**About this exercise**
Among the lines below, copy each one in which "axis" appears.
☆ ☆ ☆ ☆ ☆
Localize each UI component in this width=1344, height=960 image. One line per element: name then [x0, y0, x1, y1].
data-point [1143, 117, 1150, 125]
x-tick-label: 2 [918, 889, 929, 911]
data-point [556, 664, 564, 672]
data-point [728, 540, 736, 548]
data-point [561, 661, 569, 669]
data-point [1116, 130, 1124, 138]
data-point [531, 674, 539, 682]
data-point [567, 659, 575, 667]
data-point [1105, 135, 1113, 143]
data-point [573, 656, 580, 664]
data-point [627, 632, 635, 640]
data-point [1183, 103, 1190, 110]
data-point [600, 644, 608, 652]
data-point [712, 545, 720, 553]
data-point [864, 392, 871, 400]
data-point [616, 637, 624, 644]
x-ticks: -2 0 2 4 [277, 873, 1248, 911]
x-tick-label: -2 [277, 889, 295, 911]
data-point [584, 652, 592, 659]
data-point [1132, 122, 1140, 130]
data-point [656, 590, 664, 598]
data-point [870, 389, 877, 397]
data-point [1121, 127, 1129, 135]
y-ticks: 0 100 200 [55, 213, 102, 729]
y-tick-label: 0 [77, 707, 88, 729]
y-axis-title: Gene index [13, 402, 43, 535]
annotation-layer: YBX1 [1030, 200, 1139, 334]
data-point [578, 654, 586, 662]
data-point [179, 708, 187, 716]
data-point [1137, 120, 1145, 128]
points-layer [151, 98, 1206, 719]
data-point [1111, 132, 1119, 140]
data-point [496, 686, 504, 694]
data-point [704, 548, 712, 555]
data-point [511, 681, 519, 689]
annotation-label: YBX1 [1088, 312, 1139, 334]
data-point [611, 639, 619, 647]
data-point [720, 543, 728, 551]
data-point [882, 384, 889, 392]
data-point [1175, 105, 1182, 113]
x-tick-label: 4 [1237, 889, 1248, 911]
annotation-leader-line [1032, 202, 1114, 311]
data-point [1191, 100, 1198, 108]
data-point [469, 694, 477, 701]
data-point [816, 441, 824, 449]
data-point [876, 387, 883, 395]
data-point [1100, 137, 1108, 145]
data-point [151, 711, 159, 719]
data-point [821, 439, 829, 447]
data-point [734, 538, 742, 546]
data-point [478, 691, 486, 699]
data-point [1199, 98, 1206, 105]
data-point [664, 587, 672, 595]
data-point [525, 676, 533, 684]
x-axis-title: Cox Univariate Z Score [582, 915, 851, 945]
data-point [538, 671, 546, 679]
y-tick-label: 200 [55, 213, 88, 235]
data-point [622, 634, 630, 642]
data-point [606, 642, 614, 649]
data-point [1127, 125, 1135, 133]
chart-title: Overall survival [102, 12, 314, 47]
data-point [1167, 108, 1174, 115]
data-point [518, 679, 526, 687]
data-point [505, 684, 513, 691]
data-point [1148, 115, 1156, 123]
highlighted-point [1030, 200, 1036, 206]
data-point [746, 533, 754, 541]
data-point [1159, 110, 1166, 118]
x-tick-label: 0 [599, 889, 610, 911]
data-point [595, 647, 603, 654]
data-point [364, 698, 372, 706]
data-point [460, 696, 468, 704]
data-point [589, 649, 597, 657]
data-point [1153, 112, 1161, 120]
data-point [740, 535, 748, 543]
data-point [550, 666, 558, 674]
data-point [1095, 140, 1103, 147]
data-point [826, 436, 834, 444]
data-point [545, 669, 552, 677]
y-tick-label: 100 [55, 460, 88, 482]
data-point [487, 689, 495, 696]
☆ ☆ ☆ ☆ ☆
**Exercise result**
y-axis-title: Gene index [13, 402, 43, 535]
x-axis-title: Cox Univariate Z Score [582, 915, 851, 945]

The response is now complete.